Continúa el texto sobre el mundo subterráneo de Nueva York a partir de su última oración.

→ Fragmento seleccionado
------------------------------------------------------------------------
Echemos un vistazo a la ciudad de Nueva York, por ejemplo. Todo el mundo reconoce la verticalidad de Nueva York. Pero sólo la verticalidad que emerge a partir del suelo, los rascacielos. Pocos conocen que bajo la ciudad hay lugares tan inmensos y excitantes como los rascacielos, aunque ocultos a los ojos del ciudadano.
Desde mediados del siglo XIX, la Gran Manzana empieza construir su enorme submundo. 1600 kilómetros de metro, 10.300 kilómetros de alcantarillas y más de una docena de túneles bajo sus ríos. En esa compleja red hay fuertes del siglo diecisiete, túneles de contrabandistas y diversos antros clandestinos surgidos durante la ley seca, como el elegante club nocturno 21, bajo la llamada “calle húmeda” debido a su cantidad de bares clandestinos, la 52 de Manhattan, al que en 1920 acudía el alcalde Jimmy Walter y otros famosos y millonarios.
Un laberinto oculto, un garabato de calles subterráneas. Muchos piensan que Londres posee la red de metro más antigua del mundo, pero el de Nueva York abrió su primer túnel casi 20 años antes de que el metro de Londres entrara en servicio. El túnel discurre a diez metros bajo la Avenida Brooklyn Atlántic y, en parte, fue financiado por los francmasones, la sociedad secreta más famosa del país. En 1859, la corrupción acabó con el proyecto. Un ambicioso promotor inmobiliario logró que el túnel fuera declarado molestia pública, lo que le suministró, por parte de los vecinos de la zona que querían que lo derrumbara, una gran suma de dinero, casi 130.000 dólares de la época, que hoy equivaldrían a unos 2 millones de euros.
No lo hizo, embolsándose el dinero, y se limitó a cegar las dos entradas con muros de ladrillos. En 1980, un explorador urbano llamado Bob Diamond descubrió el túnel y sus secretos. Estaba lleno de basura, apenas había espacio y adentrarse por él requería llevar bombona de oxígeno. Bob había averiguado la localización del túnel gracias a un artículo de un periódico de 1911 y a un mapa de 1868. Si ahora quisiéramos acceder, la única entrada la constituye una boca de alcantarilla que está en medio de la calle (antes habríamos de detener el tráfico y estar seguros de que no somos claustrofóbicos), aunque ya han retirado la basura e incluso posee un alumbrado alimentado por un motor diesel.
Se cree, asimismo, que detrás de alguno de los muros que todavía no se han echado abajo se encontrarían las 18 páginas que le faltan al diario de John Waylwuth, el hombre que disparó al presidente Lincoln, que desaparecieron en el juicio que se celebró en 1865 y que le habrían inculpado.
Sin abandonar Nueva York, es obligatorio mencionar Chinatown, que a principios de siglo albergaba una macrociudad freática atestada de tiendas, clanes secretos y corrupción. Un lugar tan extraño y extramuros de la realidad que, quién sabe, quizá era posible adquirir un gremlin llamado Gizmo.
------------------------------------------------------------------------
→ Líneas de datos
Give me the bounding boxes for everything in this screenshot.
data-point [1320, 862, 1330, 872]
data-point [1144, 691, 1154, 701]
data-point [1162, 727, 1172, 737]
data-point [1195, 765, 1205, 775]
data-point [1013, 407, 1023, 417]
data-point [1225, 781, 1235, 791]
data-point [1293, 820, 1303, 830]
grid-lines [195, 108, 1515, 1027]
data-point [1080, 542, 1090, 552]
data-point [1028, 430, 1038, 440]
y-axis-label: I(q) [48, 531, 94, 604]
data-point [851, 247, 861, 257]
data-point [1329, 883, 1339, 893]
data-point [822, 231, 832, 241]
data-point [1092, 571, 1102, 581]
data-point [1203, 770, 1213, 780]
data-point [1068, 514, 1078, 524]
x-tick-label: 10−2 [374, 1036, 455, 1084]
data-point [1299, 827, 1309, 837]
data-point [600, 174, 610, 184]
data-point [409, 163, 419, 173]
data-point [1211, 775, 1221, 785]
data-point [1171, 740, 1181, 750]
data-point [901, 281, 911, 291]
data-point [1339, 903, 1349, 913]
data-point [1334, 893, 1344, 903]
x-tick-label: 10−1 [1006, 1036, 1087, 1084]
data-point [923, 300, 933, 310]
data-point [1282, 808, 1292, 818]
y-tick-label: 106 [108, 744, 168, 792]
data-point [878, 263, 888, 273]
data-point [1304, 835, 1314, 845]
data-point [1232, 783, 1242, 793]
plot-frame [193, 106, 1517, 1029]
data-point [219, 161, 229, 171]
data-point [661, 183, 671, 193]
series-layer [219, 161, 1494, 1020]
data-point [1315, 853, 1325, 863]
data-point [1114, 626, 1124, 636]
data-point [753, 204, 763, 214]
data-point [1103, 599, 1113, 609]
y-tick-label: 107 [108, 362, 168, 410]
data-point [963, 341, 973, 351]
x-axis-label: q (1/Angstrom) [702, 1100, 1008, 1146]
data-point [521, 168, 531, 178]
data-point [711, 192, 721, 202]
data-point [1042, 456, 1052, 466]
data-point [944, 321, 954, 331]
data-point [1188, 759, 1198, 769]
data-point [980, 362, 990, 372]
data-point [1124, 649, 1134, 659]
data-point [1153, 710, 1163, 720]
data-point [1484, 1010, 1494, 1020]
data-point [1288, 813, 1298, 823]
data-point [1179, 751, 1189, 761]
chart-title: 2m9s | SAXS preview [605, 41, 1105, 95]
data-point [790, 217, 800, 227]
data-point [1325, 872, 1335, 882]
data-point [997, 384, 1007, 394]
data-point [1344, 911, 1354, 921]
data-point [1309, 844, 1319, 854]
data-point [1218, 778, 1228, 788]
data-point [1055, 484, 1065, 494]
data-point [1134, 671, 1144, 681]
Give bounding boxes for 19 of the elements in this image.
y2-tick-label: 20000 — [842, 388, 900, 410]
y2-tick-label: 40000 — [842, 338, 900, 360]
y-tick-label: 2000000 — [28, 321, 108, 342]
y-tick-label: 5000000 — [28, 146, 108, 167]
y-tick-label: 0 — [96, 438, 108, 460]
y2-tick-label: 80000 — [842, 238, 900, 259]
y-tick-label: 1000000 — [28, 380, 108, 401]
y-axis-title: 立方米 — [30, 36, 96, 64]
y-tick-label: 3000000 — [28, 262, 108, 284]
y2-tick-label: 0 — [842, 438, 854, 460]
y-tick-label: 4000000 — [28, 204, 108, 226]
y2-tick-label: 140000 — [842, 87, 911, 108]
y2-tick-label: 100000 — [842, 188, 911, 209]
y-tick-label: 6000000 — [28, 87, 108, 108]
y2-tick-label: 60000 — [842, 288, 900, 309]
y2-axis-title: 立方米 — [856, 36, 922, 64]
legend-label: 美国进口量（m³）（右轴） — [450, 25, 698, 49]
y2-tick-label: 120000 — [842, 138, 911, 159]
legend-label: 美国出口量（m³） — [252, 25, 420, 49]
------------------------------------------------------------------------
→ Respuesta al ejercicio
O vayamos a Londres y pasemos de largo el Big Ben, hasta llegar a una calle como otra cualquiera, en el bullicioso mercado de Candem. Allí hay una discreta puerta blanca que pertenece a un almacén totalmente normal. Sin embargo, este almacén es la entrada a un mundo paralelo surgido a rebufo de la Segunda Guerra Mundial. Tras cruzar una puerta, podréis descender 41 metros en un precario ascensor de 1940, todo hierro y chirridos ferroviarios. Y ante vosotros aparecerá entonces uno de tantos búnkeres que se construyeron bajo Londres para evitar los bombardeos del enemigo.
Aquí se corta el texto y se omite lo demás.